MATERIALS PROVIDED:

>>>>

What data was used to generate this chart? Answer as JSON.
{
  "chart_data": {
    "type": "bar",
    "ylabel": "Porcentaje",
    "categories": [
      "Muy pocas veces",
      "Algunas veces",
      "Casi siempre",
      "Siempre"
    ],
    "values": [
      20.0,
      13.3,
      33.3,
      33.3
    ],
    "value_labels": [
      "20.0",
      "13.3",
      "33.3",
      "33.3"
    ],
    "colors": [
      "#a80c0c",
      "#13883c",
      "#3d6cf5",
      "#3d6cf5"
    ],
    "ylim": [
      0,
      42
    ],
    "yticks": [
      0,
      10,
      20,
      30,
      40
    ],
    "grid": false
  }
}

<<<<
>>>>

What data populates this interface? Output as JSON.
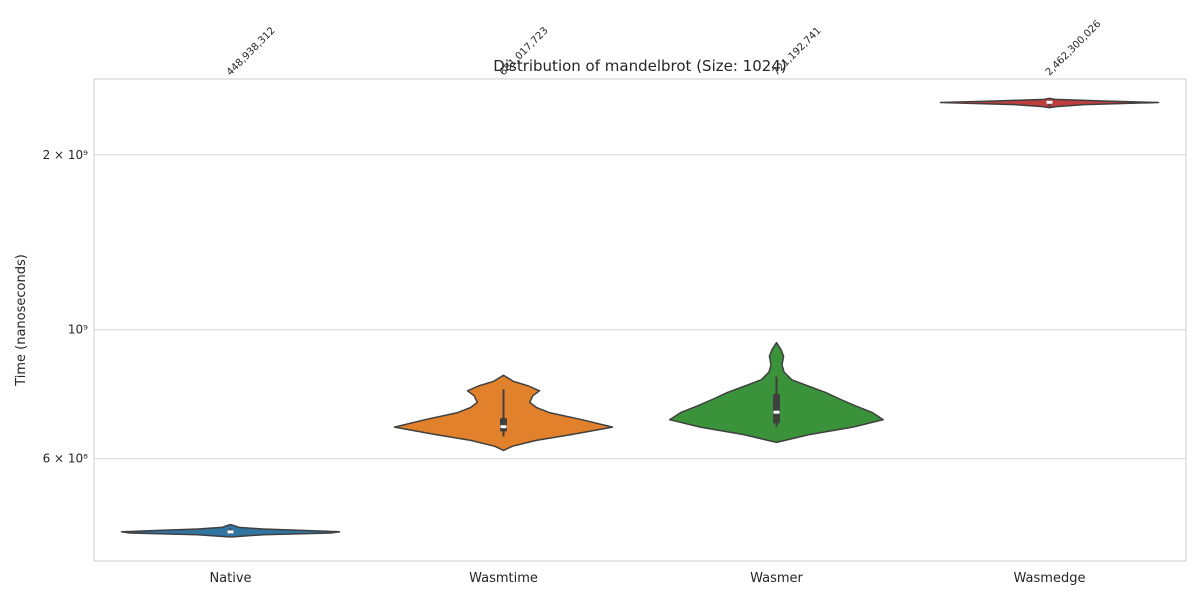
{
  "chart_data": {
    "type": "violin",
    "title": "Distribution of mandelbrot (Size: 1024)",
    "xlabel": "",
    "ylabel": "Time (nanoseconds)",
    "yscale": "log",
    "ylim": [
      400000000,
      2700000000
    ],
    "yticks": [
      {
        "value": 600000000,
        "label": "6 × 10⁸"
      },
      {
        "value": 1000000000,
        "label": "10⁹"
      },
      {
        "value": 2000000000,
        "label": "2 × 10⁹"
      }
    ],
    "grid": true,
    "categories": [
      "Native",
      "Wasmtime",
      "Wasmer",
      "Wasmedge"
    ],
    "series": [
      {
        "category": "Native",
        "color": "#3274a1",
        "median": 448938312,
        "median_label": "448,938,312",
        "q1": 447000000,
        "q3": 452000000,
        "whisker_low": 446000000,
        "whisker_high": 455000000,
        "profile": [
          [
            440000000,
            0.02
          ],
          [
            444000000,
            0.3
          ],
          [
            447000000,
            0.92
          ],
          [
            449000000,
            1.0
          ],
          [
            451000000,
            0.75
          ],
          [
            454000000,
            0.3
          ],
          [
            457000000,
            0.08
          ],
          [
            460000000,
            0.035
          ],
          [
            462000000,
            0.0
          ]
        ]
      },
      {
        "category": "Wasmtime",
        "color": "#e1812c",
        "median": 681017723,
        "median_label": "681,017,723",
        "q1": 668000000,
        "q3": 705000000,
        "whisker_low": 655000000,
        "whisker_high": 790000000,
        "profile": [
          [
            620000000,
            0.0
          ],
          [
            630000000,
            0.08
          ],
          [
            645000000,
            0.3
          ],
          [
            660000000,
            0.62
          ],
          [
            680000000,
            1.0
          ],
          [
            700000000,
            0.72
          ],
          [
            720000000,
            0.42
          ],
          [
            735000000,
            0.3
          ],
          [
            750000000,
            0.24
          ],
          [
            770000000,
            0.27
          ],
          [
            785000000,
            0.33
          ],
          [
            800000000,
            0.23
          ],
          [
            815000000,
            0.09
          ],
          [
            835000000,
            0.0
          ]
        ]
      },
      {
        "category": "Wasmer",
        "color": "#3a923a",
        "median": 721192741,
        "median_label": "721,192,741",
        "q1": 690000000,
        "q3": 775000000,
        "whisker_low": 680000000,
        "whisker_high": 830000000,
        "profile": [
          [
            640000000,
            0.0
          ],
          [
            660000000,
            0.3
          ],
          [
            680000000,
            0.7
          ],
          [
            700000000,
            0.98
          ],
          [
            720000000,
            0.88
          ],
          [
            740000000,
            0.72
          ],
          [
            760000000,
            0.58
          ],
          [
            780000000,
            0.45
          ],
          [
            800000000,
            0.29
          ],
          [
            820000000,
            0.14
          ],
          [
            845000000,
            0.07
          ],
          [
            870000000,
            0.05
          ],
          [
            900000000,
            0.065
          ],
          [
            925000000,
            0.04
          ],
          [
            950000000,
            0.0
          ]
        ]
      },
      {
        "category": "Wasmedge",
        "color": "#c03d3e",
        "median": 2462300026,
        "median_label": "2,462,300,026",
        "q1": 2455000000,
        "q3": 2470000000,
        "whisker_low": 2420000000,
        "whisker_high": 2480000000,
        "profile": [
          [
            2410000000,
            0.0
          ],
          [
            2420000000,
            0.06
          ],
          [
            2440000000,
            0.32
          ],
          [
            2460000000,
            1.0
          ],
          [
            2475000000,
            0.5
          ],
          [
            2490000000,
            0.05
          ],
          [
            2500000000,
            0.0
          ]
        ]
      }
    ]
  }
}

<<<<

TASK: Say, as a number only, how many lines of the data contain "this".

FINAL RESULT: 2